Repeat each line of the material below exactly as it appears, minus any pictures.

^^^^

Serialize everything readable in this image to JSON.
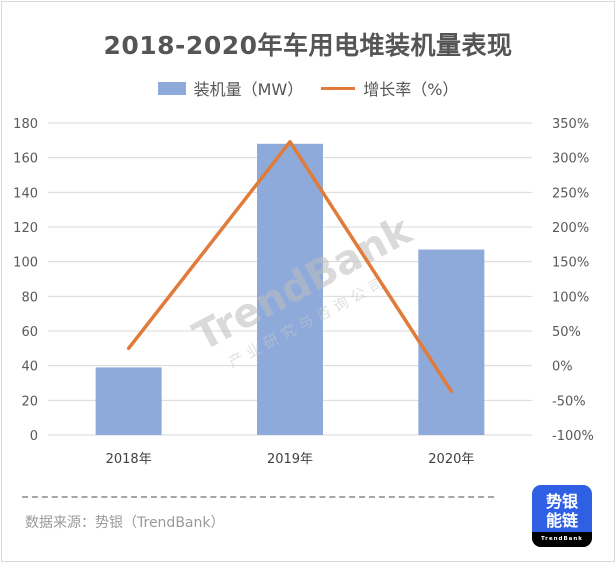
{
  "chart_data": {
    "type": "bar",
    "title": "2018-2020年车用电堆装机量表现",
    "categories": [
      "2018年",
      "2019年",
      "2020年"
    ],
    "series": [
      {
        "name": "装机量（MW）",
        "type": "bar",
        "axis": "left",
        "color": "#8eaadb",
        "values": [
          39,
          168,
          107
        ]
      },
      {
        "name": "增长率（%）",
        "type": "line",
        "axis": "right",
        "color": "#e07b39",
        "values": [
          25,
          323,
          -37
        ]
      }
    ],
    "xlabel": "",
    "ylabel": "",
    "ylim": [
      0,
      180
    ],
    "y2lim": [
      -100,
      350
    ],
    "yticks": [
      "0",
      "20",
      "40",
      "60",
      "80",
      "100",
      "120",
      "140",
      "160",
      "180"
    ],
    "y2ticks": [
      "-100%",
      "-50%",
      "0%",
      "50%",
      "100%",
      "150%",
      "200%",
      "250%",
      "300%",
      "350%"
    ],
    "grid": true,
    "legend_position": "top"
  },
  "legend": {
    "bar_label": "装机量（MW）",
    "line_label": "增长率（%）"
  },
  "watermark": {
    "brand": "TrendBank",
    "subtitle": "产 业 研 究 与 咨 询 公 司"
  },
  "footer": {
    "source": "数据来源：势银（TrendBank）",
    "logo_line1": "势银",
    "logo_line2": "能链",
    "logo_brand": "TrendBank"
  }
}
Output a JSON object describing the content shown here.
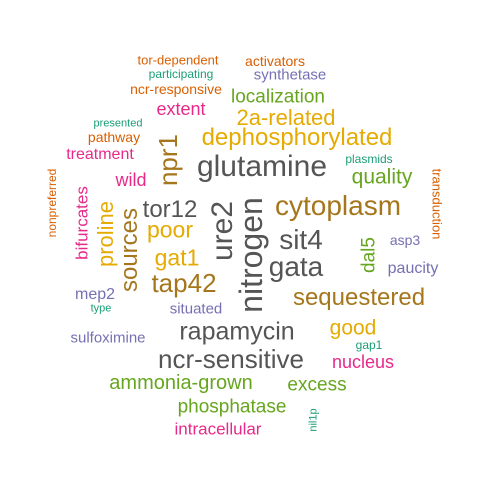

^^^^

OUTPUT OF THE TASK:
Serialize everything readable in this image to JSON.
{
  "chart_data": {
    "type": "bar",
    "title": "2018-2020年车用电堆装机量表现",
    "categories": [
      "2018年",
      "2019年",
      "2020年"
    ],
    "series": [
      {
        "name": "装机量（MW）",
        "type": "bar",
        "axis": "left",
        "color": "#8eaadb",
        "values": [
          39,
          168,
          107
        ]
      },
      {
        "name": "增长率（%）",
        "type": "line",
        "axis": "right",
        "color": "#e07b39",
        "values": [
          25,
          323,
          -37
        ]
      }
    ],
    "xlabel": "",
    "ylabel": "",
    "ylim": [
      0,
      180
    ],
    "y2lim": [
      -100,
      350
    ],
    "yticks": [
      "0",
      "20",
      "40",
      "60",
      "80",
      "100",
      "120",
      "140",
      "160",
      "180"
    ],
    "y2ticks": [
      "-100%",
      "-50%",
      "0%",
      "50%",
      "100%",
      "150%",
      "200%",
      "250%",
      "300%",
      "350%"
    ],
    "grid": true,
    "legend_position": "top"
  },
  "legend": {
    "bar_label": "装机量（MW）",
    "line_label": "增长率（%）"
  },
  "watermark": {
    "brand": "TrendBank",
    "subtitle": "产 业 研 究 与 咨 询 公 司"
  },
  "footer": {
    "source": "数据来源：势银（TrendBank）",
    "logo_line1": "势银",
    "logo_line2": "能链",
    "logo_brand": "TrendBank"
  }
}
Output a JSON object describing the content shown here.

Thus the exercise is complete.